**SUPPLIED DATA:**
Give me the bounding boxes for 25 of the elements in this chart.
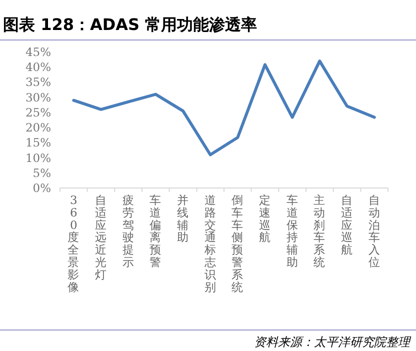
x-tick-label: 并线辅助	[177, 193, 189, 244]
y-tick-label: 45%	[25, 45, 52, 59]
x-tick-label: 定速巡航	[259, 193, 271, 244]
x-tick-label: 疲劳驾驶提示	[122, 193, 134, 269]
x-tick-label: 360度全景影像	[68, 193, 80, 294]
text: 资料来源：太平洋研究院整理	[254, 335, 412, 349]
line-series	[72, 60, 376, 156]
chart-title: 图表 128：ADAS 常用功能渗透率	[3, 15, 258, 34]
x-tick-label: 车道保持辅助	[286, 193, 298, 269]
y-tick-label: 30%	[25, 90, 52, 104]
y-tick-label: 15%	[25, 136, 52, 150]
y-tick-label: 40%	[25, 60, 52, 74]
y-tick-label: 0%	[32, 181, 52, 195]
x-tick-label: 倒车车侧预警系统	[232, 193, 244, 294]
x-tick-label: 自适应远近光灯	[95, 193, 107, 282]
y-tick-label: 10%	[25, 150, 52, 165]
y-tick-label: 35%	[25, 75, 52, 90]
x-tick-label: 主动刹车系统	[314, 193, 326, 269]
x-tick-label: 车道偏离预警	[150, 193, 162, 269]
x-tick-label: 道路交通标志识别	[203, 193, 216, 294]
y-tick-label: 20%	[25, 120, 52, 135]
y-tick-label: 5%	[32, 166, 52, 180]
x-tick-label: 自动泊车入位	[368, 193, 380, 269]
x-tick-label: 自适应巡航	[341, 193, 353, 257]
y-tick-label: 25%	[25, 105, 52, 120]
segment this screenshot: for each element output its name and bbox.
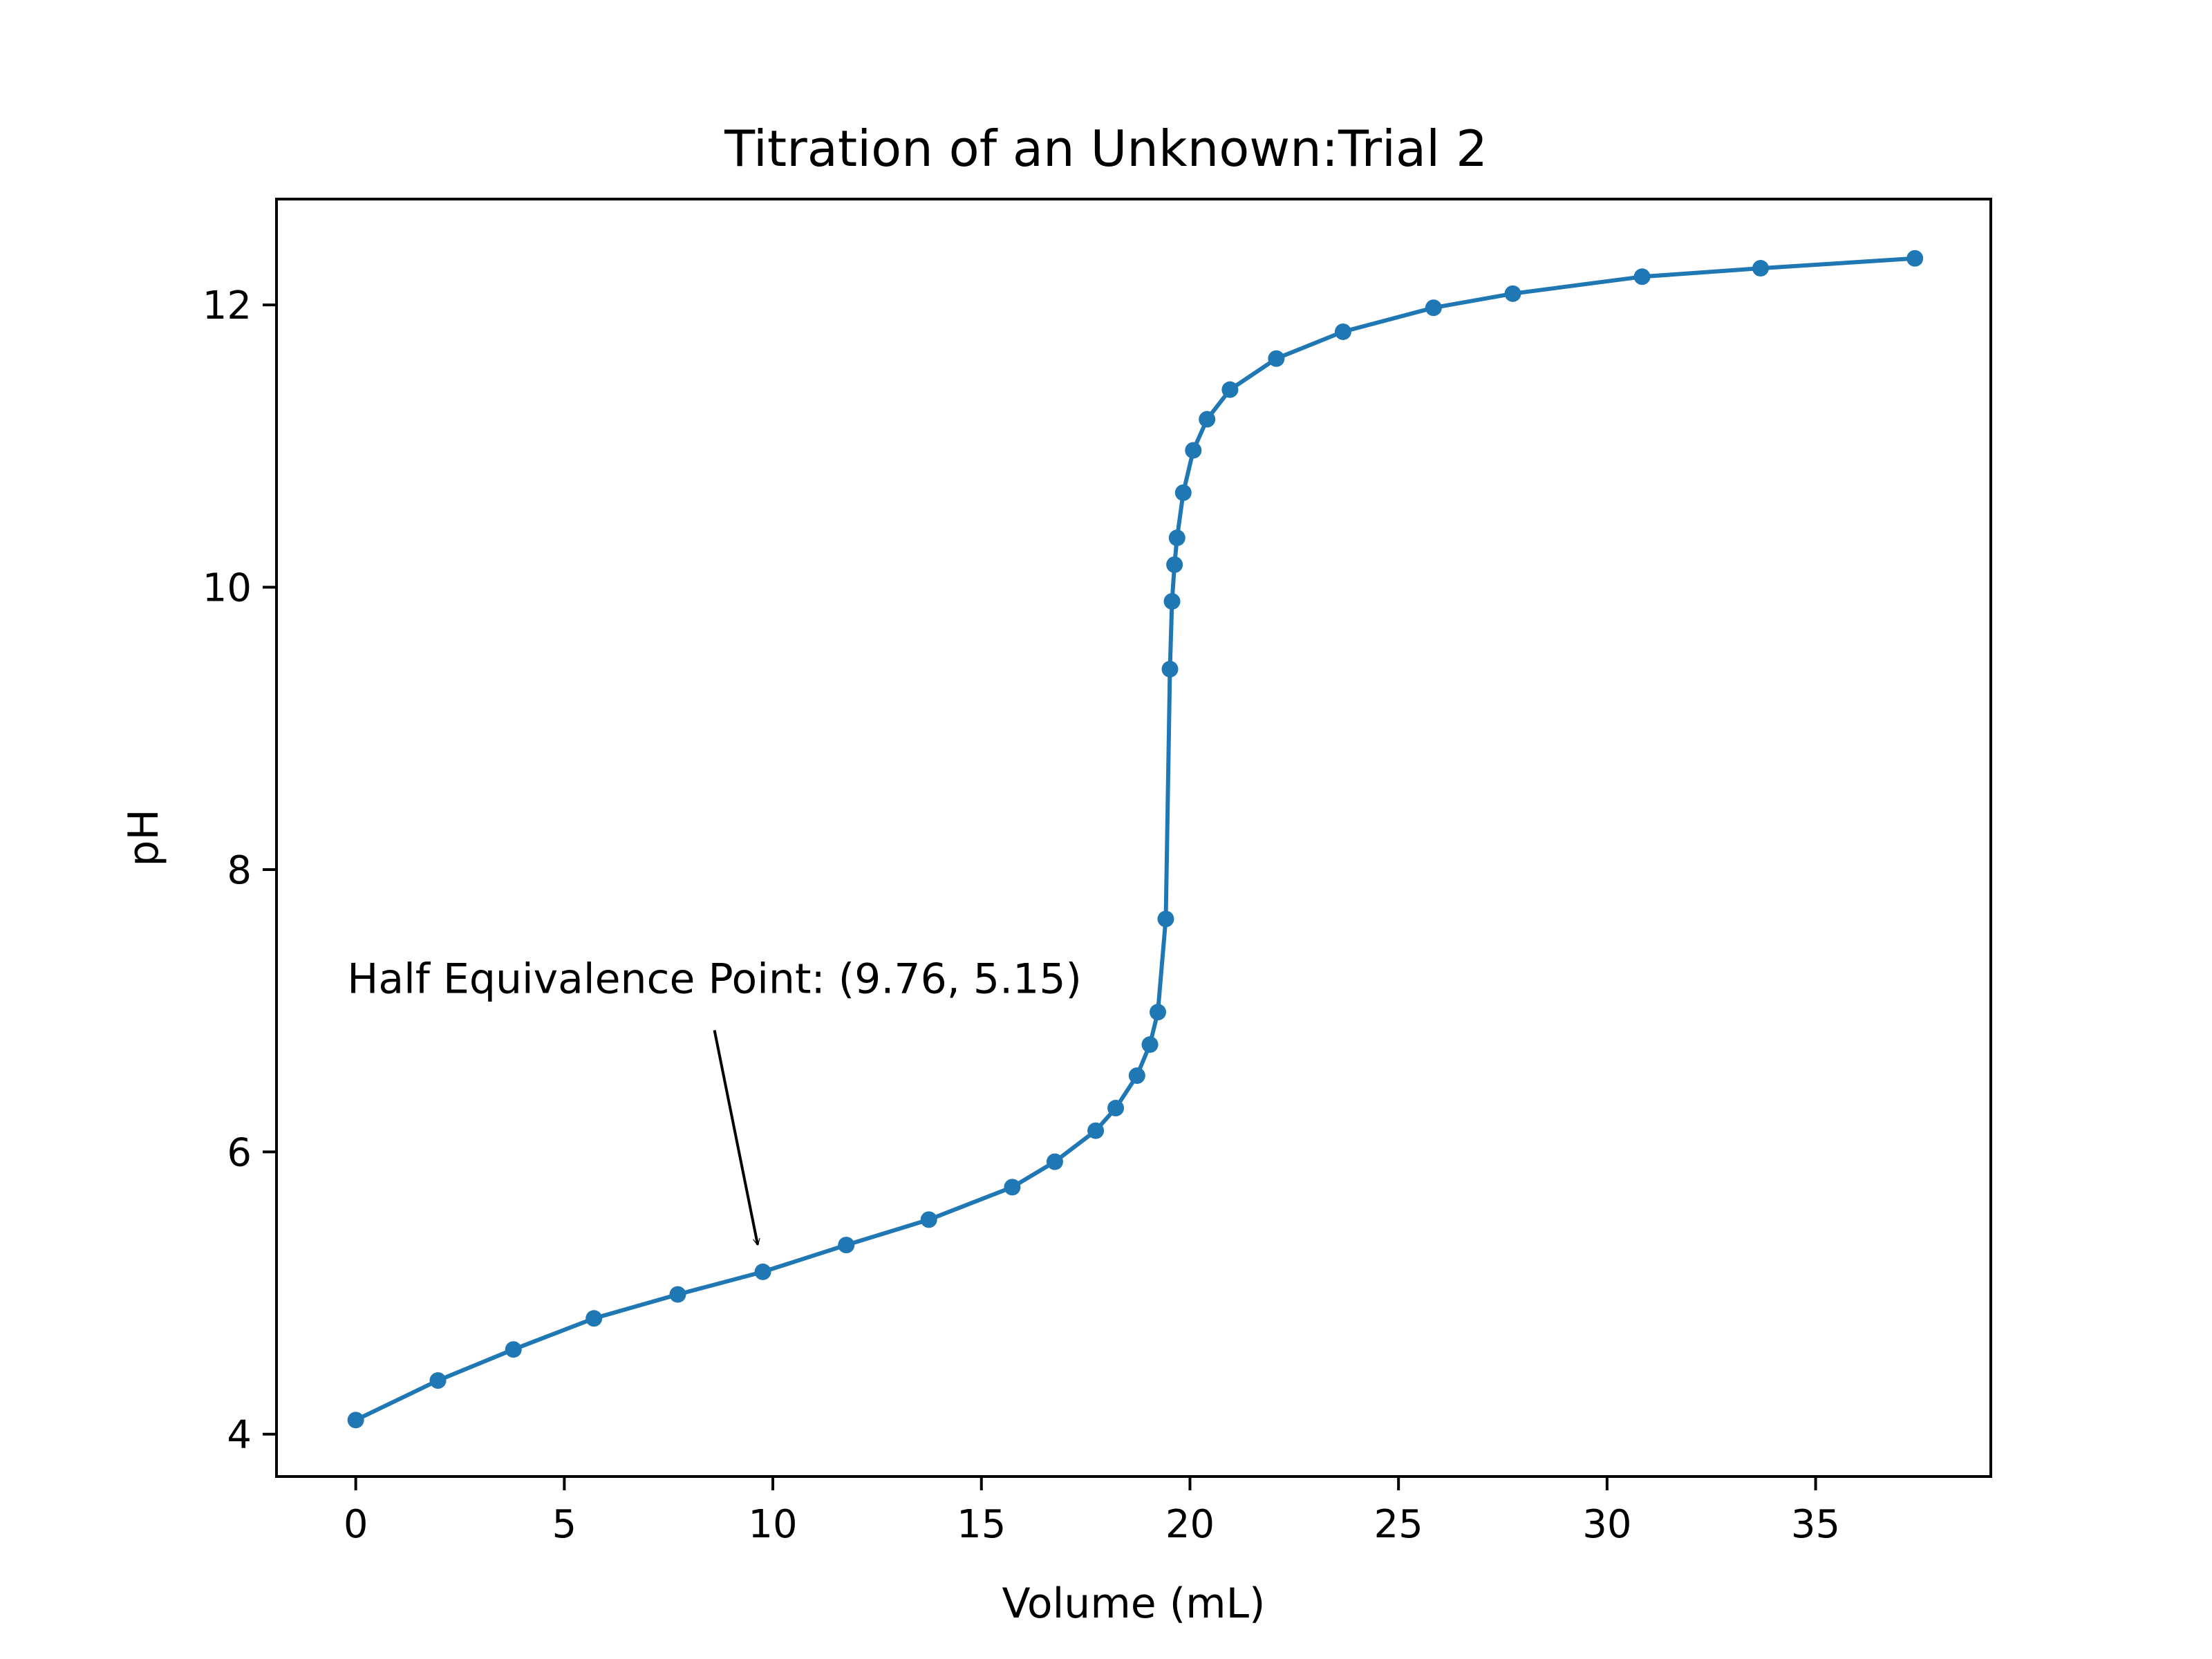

**WRITTEN INSTRUCTION:**
Reproduce every line of the records above word for word, leaving out the pictures.

**CORRECT RESPONSE:**
Give me the bounding boxes for 25 of the elements in this chart.
x-tick-label: 并线辅助	[177, 193, 189, 244]
y-tick-label: 45%	[25, 45, 52, 59]
x-tick-label: 定速巡航	[259, 193, 271, 244]
x-tick-label: 疲劳驾驶提示	[122, 193, 134, 269]
x-tick-label: 360度全景影像	[68, 193, 80, 294]
text: 资料来源：太平洋研究院整理	[254, 335, 412, 349]
line-series	[72, 60, 376, 156]
chart-title: 图表 128：ADAS 常用功能渗透率	[3, 15, 258, 34]
x-tick-label: 车道保持辅助	[286, 193, 298, 269]
y-tick-label: 30%	[25, 90, 52, 104]
y-tick-label: 15%	[25, 136, 52, 150]
y-tick-label: 40%	[25, 60, 52, 74]
y-tick-label: 0%	[32, 181, 52, 195]
x-tick-label: 倒车车侧预警系统	[232, 193, 244, 294]
x-tick-label: 自适应远近光灯	[95, 193, 107, 282]
y-tick-label: 10%	[25, 150, 52, 165]
y-tick-label: 35%	[25, 75, 52, 90]
x-tick-label: 主动刹车系统	[314, 193, 326, 269]
x-tick-label: 车道偏离预警	[150, 193, 162, 269]
x-tick-label: 道路交通标志识别	[203, 193, 216, 294]
y-tick-label: 20%	[25, 120, 52, 135]
y-tick-label: 5%	[32, 166, 52, 180]
x-tick-label: 自动泊车入位	[368, 193, 380, 269]
x-tick-label: 自适应巡航	[341, 193, 353, 257]
y-tick-label: 25%	[25, 105, 52, 120]
segment this screenshot: for each element output its name and bbox.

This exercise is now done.